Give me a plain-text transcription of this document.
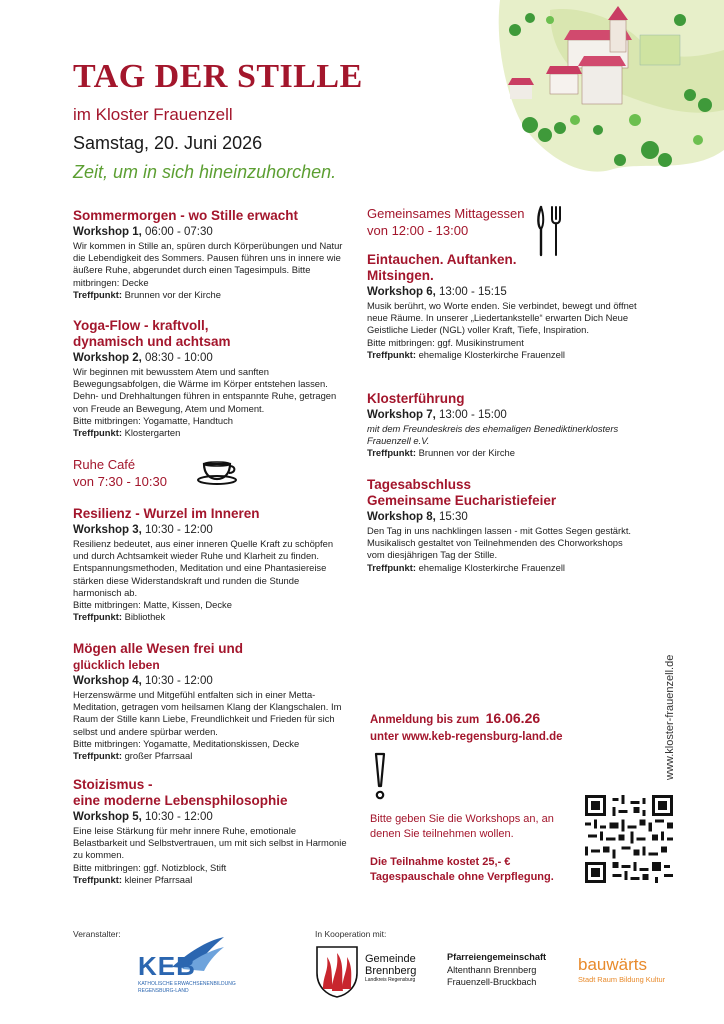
TAG DER STILLE
im Kloster Frauenzell
Samstag, 20. Juni 2026
Zeit, um in sich hineinzuhorchen.
Sommermorgen - wo Stille erwacht
Workshop 1, 06:00 - 07:30

Wir kommen in Stille an, spüren durch Körperübungen und Natur die Lebendigkeit des Sommers. Pausen führen uns in innere wie äußere Ruhe, abgerundet durch einen Tagesimpuls. Bitte mitbringen: Decke

Treffpunkt: Brunnen vor der Kirche

Yoga-Flow - kraftvoll,
dynamisch und achtsam
Workshop 2, 08:30 - 10:00

Wir beginnen mit bewusstem Atem und sanften Bewegungsabfolgen, die Wärme im Körper entstehen lassen. Dehn- und Drehhaltungen führen in entspannte Ruhe, getragen von Freude an Bewegung, Atem und Moment.

Bitte mitbringen: Yogamatte, Handtuch

Treffpunkt: Klostergarten

Ruhe Café
von 7:30 - 10:30
Resilienz - Wurzel im Inneren
Workshop 3, 10:30 - 12:00

Resilienz bedeutet, aus einer inneren Quelle Kraft zu schöpfen und durch Achtsamkeit wieder Ruhe und Klarheit zu finden. Entspannungsmethoden, Meditation und eine Phantasiereise stärken diese Widerstandskraft und runden die Stunde harmonisch ab.

Bitte mitbringen: Matte, Kissen, Decke

Treffpunkt: Bibliothek

Mögen alle Wesen frei und
glücklich leben
Workshop 4, 10:30 - 12:00

Herzenswärme und Mitgefühl entfalten sich in einer Metta-Meditation, getragen vom heilsamen Klang der Klangschalen. Im Raum der Stille kann Liebe, Freundlichkeit und Frieden für sich selbst und andere spürbar werden.

Bitte mitbringen: Yogamatte, Meditationskissen, Decke

Treffpunkt: großer Pfarrsaal

Stoizismus -
eine moderne Lebensphilosophie
Workshop 5, 10:30 - 12:00

Eine leise Stärkung für mehr innere Ruhe, emotionale Belastbarkeit und Selbstvertrauen, um mit sich selbst in Harmonie zu kommen.

Bitte mitbringen: ggf. Notizblock, Stift

Treffpunkt: kleiner Pfarrsaal

Gemeinsames Mittagessen
von 12:00 - 13:00
Eintauchen. Auftanken.
Mitsingen.
Workshop 6, 13:00 - 15:15

Musik berührt, wo Worte enden. Sie verbindet, bewegt und öffnet neue Räume. In unserer „Liedertankstelle“ erwarten Dich Neue Geistliche Lieder (NGL) voller Kraft, Tiefe, Inspiration.

Bitte mitbringen: ggf. Musikinstrument

Treffpunkt: ehemalige Klosterkirche Frauenzell

Klosterführung
Workshop 7, 13:00 - 15:00

mit dem Freundeskreis des ehemaligen Benediktinerklosters Frauenzell e.V.

Treffpunkt: Brunnen vor der Kirche

Tagesabschluss
Gemeinsame Eucharistiefeier
Workshop 8, 15:30

Den Tag in uns nachklingen lassen - mit Gottes Segen gestärkt. Musikalisch gestaltet von Teilnehmenden des Chorworkshops vom diesjährigen Tag der Stille.

Treffpunkt: ehemalige Klosterkirche Frauenzell

Anmeldung bis zum 16.06.26
unter www.keb-regensburg-land.de
Bitte geben Sie die Workshops an, an denen Sie teilnehmen wollen.
Die Teilnahme kostet 25,- € Tagespauschale ohne Verpflegung.
www.kloster-frauenzell.de
Veranstalter:	In Kooperation mit:
KEB
KATHOLISCHE ERWACHSENENBILDUNG
REGENSBURG-LAND
Gemeinde
Brennberg
Landkreis Regensburg
Pfarreiengemeinschaft
Altenthann Brennberg
Frauenzell-Bruckbach
bauwärts
Stadt Raum Bildung Kultur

++++++++

Requirements :: Your copy should match the records word for word, with the pictures removed.

Result for this exercise ::
Give me a plain-text transcription of this document.
TAG DER STILLE
im Kloster Frauenzell
Samstag, 20. Juni 2026
Zeit, um in sich hineinzuhorchen.
Sommermorgen - wo Stille erwacht
Workshop 1, 06:00 - 07:30

Wir kommen in Stille an, spüren durch Körperübungen und Natur die Lebendigkeit des Sommers. Pausen führen uns in innere wie äußere Ruhe, abgerundet durch einen Tagesimpuls. Bitte mitbringen: Decke

Treffpunkt: Brunnen vor der Kirche

Yoga-Flow - kraftvoll,
dynamisch und achtsam
Workshop 2, 08:30 - 10:00

Wir beginnen mit bewusstem Atem und sanften Bewegungsabfolgen, die Wärme im Körper entstehen lassen. Dehn- und Drehhaltungen führen in entspannte Ruhe, getragen von Freude an Bewegung, Atem und Moment.

Bitte mitbringen: Yogamatte, Handtuch

Treffpunkt: Klostergarten

Ruhe Café
von 7:30 - 10:30
Resilienz - Wurzel im Inneren
Workshop 3, 10:30 - 12:00

Resilienz bedeutet, aus einer inneren Quelle Kraft zu schöpfen und durch Achtsamkeit wieder Ruhe und Klarheit zu finden. Entspannungsmethoden, Meditation und eine Phantasiereise stärken diese Widerstandskraft und runden die Stunde harmonisch ab.

Bitte mitbringen: Matte, Kissen, Decke

Treffpunkt: Bibliothek

Mögen alle Wesen frei und
glücklich leben
Workshop 4, 10:30 - 12:00

Herzenswärme und Mitgefühl entfalten sich in einer Metta-Meditation, getragen vom heilsamen Klang der Klangschalen. Im Raum der Stille kann Liebe, Freundlichkeit und Frieden für sich selbst und andere spürbar werden.

Bitte mitbringen: Yogamatte, Meditationskissen, Decke

Treffpunkt: großer Pfarrsaal

Stoizismus -
eine moderne Lebensphilosophie
Workshop 5, 10:30 - 12:00

Eine leise Stärkung für mehr innere Ruhe, emotionale Belastbarkeit und Selbstvertrauen, um mit sich selbst in Harmonie zu kommen.

Bitte mitbringen: ggf. Notizblock, Stift

Treffpunkt: kleiner Pfarrsaal

Gemeinsames Mittagessen
von 12:00 - 13:00
Eintauchen. Auftanken.
Mitsingen.
Workshop 6, 13:00 - 15:15

Musik berührt, wo Worte enden. Sie verbindet, bewegt und öffnet neue Räume. In unserer „Liedertankstelle“ erwarten Dich Neue Geistliche Lieder (NGL) voller Kraft, Tiefe, Inspiration.

Bitte mitbringen: ggf. Musikinstrument

Treffpunkt: ehemalige Klosterkirche Frauenzell

Klosterführung
Workshop 7, 13:00 - 15:00

mit dem Freundeskreis des ehemaligen Benediktinerklosters Frauenzell e.V.

Treffpunkt: Brunnen vor der Kirche

Tagesabschluss
Gemeinsame Eucharistiefeier
Workshop 8, 15:30

Den Tag in uns nachklingen lassen - mit Gottes Segen gestärkt. Musikalisch gestaltet von Teilnehmenden des Chorworkshops vom diesjährigen Tag der Stille.

Treffpunkt: ehemalige Klosterkirche Frauenzell

Anmeldung bis zum 16.06.26
unter www.keb-regensburg-land.de
Bitte geben Sie die Workshops an, an denen Sie teilnehmen wollen.
Die Teilnahme kostet 25,- € Tagespauschale ohne Verpflegung.
www.kloster-frauenzell.de
Veranstalter:	In Kooperation mit:
KEB
KATHOLISCHE ERWACHSENENBILDUNG
REGENSBURG-LAND
Gemeinde
Brennberg
Landkreis Regensburg
Pfarreiengemeinschaft
Altenthann Brennberg
Frauenzell-Bruckbach
bauwärts
Stadt Raum Bildung Kultur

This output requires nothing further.